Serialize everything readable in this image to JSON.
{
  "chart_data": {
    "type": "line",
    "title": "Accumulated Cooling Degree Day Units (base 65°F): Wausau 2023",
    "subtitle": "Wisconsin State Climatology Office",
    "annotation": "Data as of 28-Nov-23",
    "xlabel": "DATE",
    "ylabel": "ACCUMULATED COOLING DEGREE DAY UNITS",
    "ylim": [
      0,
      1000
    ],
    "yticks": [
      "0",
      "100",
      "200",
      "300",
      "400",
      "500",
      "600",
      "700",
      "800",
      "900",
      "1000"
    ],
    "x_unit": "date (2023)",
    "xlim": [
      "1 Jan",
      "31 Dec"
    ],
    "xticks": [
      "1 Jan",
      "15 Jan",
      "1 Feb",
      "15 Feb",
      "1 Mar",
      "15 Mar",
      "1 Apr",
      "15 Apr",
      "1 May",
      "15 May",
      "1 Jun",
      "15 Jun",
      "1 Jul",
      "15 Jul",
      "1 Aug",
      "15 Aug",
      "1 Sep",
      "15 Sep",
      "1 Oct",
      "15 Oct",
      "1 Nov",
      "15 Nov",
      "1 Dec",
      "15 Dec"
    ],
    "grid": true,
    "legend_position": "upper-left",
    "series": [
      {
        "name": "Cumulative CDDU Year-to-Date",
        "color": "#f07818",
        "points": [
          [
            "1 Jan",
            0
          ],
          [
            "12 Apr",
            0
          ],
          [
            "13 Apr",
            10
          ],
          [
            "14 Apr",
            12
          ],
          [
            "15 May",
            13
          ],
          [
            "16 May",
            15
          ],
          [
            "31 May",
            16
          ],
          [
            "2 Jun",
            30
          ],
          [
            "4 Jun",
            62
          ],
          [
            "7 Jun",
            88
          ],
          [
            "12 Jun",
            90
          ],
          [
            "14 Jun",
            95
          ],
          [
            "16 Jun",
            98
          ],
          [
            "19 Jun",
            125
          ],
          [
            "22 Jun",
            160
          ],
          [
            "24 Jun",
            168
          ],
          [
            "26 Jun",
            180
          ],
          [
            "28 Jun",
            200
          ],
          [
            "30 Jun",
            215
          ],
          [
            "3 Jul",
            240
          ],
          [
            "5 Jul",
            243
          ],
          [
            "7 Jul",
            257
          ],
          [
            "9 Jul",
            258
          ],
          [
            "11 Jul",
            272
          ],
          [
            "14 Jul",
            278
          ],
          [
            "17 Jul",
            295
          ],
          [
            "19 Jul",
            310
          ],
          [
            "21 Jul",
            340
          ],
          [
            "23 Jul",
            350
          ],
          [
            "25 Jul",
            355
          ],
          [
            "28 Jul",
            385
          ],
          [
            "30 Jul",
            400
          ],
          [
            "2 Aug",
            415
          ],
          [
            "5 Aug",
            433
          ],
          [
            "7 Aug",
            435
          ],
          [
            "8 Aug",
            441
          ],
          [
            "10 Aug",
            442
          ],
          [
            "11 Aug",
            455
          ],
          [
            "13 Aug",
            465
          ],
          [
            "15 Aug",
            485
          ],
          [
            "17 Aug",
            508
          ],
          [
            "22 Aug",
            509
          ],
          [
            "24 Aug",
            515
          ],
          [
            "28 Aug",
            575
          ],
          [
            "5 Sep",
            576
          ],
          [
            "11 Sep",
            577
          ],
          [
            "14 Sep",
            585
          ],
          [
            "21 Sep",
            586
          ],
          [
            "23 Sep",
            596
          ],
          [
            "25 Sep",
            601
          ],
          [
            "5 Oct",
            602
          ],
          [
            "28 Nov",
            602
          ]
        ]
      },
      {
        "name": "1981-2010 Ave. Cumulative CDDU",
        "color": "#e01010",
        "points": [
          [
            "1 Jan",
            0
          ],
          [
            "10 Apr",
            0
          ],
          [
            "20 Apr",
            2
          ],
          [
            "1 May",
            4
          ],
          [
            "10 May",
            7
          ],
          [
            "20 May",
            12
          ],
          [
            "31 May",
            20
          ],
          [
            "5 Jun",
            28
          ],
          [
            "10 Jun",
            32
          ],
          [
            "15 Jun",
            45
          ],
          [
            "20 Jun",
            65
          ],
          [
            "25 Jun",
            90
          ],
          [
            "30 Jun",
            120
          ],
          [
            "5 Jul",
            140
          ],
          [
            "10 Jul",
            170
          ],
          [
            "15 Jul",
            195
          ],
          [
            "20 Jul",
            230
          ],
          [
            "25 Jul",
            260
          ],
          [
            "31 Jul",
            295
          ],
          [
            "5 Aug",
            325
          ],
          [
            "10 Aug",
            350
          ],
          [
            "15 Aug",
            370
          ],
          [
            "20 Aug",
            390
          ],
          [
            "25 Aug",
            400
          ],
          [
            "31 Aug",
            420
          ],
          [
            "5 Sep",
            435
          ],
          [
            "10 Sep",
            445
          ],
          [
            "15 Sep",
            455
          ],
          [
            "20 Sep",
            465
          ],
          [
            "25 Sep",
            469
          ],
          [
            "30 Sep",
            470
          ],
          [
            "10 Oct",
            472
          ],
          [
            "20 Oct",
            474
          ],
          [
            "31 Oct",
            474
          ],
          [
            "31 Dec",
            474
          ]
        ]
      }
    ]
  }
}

==

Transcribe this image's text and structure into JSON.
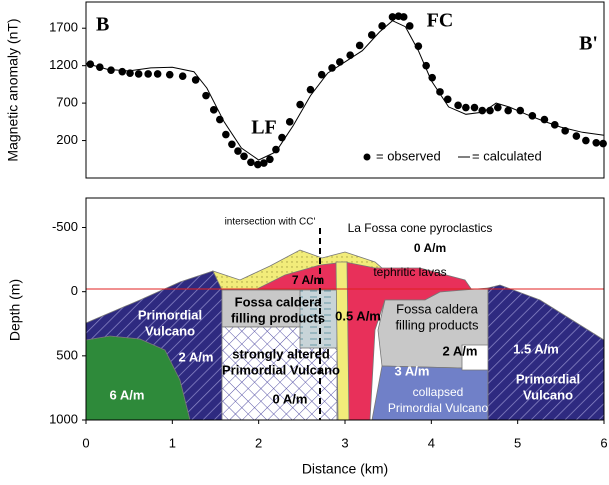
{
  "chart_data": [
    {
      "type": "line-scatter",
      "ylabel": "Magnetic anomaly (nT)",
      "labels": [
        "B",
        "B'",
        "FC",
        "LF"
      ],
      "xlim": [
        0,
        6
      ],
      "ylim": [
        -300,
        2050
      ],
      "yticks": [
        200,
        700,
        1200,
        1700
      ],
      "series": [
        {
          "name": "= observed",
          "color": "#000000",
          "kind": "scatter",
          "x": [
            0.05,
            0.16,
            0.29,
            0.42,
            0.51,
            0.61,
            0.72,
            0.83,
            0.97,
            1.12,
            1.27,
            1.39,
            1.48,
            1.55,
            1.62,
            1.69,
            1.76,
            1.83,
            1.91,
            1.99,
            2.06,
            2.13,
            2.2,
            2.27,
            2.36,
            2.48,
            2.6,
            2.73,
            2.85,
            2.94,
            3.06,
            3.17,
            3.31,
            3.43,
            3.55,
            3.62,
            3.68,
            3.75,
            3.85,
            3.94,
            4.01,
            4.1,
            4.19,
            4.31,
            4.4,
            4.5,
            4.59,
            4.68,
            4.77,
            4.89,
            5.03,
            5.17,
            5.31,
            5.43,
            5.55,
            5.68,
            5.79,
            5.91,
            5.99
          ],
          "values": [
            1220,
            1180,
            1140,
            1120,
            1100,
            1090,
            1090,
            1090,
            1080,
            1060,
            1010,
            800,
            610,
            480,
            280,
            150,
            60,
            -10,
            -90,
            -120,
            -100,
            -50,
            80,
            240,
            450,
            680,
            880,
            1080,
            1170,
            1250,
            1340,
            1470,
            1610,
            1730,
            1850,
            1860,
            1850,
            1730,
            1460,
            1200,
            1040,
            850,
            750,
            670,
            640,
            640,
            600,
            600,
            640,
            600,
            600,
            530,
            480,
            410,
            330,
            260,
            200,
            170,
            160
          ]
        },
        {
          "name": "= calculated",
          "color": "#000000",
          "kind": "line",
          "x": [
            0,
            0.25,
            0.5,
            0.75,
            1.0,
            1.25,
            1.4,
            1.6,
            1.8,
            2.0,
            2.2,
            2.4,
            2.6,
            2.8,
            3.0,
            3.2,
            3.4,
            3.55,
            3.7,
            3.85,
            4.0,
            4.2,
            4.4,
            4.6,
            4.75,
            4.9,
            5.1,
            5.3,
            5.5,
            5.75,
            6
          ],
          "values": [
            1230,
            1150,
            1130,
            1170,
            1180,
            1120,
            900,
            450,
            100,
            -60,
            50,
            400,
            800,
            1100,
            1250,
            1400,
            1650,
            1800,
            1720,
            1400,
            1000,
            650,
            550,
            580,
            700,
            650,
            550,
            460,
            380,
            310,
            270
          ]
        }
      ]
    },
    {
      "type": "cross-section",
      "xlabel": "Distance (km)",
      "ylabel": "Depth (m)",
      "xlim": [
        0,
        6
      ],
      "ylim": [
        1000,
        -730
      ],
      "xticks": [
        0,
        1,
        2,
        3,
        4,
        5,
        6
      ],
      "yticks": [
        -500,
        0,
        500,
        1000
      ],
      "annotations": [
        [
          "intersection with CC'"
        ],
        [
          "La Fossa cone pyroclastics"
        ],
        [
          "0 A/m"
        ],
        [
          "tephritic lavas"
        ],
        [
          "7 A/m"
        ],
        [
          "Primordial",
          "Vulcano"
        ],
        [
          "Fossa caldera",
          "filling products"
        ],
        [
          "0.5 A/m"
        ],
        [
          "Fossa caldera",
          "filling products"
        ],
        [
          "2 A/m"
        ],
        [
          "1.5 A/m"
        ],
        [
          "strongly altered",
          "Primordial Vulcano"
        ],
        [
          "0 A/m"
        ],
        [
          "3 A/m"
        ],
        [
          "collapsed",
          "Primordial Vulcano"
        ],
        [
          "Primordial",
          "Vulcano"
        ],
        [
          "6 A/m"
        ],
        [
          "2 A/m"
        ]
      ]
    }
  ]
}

> [Task]:
Your task is to collect every line above that contains the word "color".

> [Answer in full]:
        "color": "#f07818",
        "color": "#e01010",
          "color": "#000000",
          "color": "#000000",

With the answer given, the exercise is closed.